AIM OF THE EXERCISE »
Rewrite the lines from the one holding "Patent image size: (1237, 574)." through the one holding "The three phase common enclosed branch bus 8 is at", inclusive, changing "elevation view" to "side view" and keeping everything else the same.

<<<<

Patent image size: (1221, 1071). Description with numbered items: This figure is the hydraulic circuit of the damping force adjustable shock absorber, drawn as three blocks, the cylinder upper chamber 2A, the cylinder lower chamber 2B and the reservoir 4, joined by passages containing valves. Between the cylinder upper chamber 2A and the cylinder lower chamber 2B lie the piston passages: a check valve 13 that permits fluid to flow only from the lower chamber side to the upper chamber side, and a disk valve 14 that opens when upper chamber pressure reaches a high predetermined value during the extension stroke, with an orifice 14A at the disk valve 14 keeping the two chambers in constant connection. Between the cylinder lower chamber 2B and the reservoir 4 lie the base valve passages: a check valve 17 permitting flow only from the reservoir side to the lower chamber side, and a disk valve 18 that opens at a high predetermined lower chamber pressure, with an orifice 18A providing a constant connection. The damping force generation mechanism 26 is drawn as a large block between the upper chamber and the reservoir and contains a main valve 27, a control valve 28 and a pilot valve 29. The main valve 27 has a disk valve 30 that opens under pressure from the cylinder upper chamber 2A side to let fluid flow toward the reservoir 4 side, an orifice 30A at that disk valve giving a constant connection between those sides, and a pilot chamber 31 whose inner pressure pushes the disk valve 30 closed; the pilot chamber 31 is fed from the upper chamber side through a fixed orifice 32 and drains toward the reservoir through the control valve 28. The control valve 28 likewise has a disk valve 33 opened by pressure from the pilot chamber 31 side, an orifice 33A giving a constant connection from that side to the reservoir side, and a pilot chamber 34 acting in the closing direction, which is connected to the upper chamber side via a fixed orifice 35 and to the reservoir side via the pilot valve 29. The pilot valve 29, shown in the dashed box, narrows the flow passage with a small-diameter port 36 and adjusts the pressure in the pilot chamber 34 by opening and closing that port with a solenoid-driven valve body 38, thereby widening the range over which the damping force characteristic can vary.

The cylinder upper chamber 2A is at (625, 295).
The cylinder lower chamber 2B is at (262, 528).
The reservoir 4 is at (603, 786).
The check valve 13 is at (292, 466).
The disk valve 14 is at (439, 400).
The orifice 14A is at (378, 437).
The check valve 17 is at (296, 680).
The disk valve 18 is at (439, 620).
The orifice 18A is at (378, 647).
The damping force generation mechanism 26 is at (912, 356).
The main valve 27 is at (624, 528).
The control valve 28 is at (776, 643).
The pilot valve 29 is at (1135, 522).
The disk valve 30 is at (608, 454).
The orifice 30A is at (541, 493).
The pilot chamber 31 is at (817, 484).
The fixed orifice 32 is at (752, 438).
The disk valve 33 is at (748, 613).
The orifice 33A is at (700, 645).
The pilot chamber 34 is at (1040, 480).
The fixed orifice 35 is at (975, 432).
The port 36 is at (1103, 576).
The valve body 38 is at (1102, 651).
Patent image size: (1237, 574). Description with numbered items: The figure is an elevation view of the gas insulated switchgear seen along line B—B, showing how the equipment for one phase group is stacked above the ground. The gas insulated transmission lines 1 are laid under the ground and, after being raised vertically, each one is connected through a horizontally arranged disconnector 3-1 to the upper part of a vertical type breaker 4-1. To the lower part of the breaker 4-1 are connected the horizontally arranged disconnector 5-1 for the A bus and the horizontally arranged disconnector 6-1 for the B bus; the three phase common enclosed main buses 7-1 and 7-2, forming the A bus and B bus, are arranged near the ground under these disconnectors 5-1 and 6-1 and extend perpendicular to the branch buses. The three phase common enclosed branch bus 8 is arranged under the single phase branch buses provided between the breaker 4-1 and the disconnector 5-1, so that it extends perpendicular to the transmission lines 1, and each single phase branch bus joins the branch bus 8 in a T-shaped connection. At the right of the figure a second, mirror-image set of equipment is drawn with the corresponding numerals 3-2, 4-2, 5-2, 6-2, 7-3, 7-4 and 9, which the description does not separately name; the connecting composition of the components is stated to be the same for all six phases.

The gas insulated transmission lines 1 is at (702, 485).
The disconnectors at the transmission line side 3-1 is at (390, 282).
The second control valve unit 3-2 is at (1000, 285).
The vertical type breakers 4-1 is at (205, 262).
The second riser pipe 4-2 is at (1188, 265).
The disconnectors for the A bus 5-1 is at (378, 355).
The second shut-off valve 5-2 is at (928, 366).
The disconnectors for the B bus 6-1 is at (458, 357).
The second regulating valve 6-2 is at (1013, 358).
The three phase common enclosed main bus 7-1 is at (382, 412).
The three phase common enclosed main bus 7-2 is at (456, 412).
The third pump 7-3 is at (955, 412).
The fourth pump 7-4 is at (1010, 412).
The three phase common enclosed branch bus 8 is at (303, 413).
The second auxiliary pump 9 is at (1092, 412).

>>>>

SOLUTION »
Patent image size: (1237, 574). Description with numbered items: The figure is an side view of the gas insulated switchgear seen along line B—B, showing how the equipment for one phase group is stacked above the ground. The gas insulated transmission lines 1 are laid under the ground and, after being raised vertically, each one is connected through a horizontally arranged disconnector 3-1 to the upper part of a vertical type breaker 4-1. To the lower part of the breaker 4-1 are connected the horizontally arranged disconnector 5-1 for the A bus and the horizontally arranged disconnector 6-1 for the B bus; the three phase common enclosed main buses 7-1 and 7-2, forming the A bus and B bus, are arranged near the ground under these disconnectors 5-1 and 6-1 and extend perpendicular to the branch buses. The three phase common enclosed branch bus 8 is arranged under the single phase branch buses provided between the breaker 4-1 and the disconnector 5-1, so that it extends perpendicular to the transmission lines 1, and each single phase branch bus joins the branch bus 8 in a T-shaped connection. At the right of the figure a second, mirror-image set of equipment is drawn with the corresponding numerals 3-2, 4-2, 5-2, 6-2, 7-3, 7-4 and 9, which the description does not separately name; the connecting composition of the components is stated to be the same for all six phases.

The gas insulated transmission lines 1 is at (702, 485).
The disconnectors at the transmission line side 3-1 is at (390, 282).
The second control valve unit 3-2 is at (1000, 285).
The vertical type breakers 4-1 is at (205, 262).
The second riser pipe 4-2 is at (1188, 265).
The disconnectors for the A bus 5-1 is at (378, 355).
The second shut-off valve 5-2 is at (928, 366).
The disconnectors for the B bus 6-1 is at (458, 357).
The second regulating valve 6-2 is at (1013, 358).
The three phase common enclosed main bus 7-1 is at (382, 412).
The three phase common enclosed main bus 7-2 is at (456, 412).
The third pump 7-3 is at (955, 412).
The fourth pump 7-4 is at (1010, 412).
The three phase common enclosed branch bus 8 is at (303, 413).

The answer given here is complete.